## BEGIN Information supplied

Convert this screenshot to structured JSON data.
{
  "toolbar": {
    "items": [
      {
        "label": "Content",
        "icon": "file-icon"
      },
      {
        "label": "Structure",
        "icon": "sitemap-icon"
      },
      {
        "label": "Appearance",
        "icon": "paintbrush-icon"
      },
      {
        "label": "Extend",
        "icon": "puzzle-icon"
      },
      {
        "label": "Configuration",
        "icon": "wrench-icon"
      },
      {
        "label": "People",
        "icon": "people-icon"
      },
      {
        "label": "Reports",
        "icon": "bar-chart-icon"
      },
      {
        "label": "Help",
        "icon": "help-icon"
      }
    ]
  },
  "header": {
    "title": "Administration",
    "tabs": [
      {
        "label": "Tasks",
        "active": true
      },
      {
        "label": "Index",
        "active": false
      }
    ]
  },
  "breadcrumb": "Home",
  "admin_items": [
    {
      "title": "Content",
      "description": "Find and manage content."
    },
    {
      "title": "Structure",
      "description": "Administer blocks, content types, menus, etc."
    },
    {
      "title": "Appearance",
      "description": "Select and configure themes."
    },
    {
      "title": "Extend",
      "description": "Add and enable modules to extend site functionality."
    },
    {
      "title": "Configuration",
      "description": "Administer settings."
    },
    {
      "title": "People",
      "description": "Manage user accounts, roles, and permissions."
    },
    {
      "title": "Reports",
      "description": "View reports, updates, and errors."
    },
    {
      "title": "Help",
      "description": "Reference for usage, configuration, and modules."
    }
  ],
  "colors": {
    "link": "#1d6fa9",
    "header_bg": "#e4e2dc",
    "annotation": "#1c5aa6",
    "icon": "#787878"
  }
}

## END Information supplied

● Work to do: Scan the material above for the word "modules". Copy each line where it occurs.

● Exercise answer:
      "description": "Add and enable modules to extend site functionality."
      "description": "Reference for usage, configuration, and modules."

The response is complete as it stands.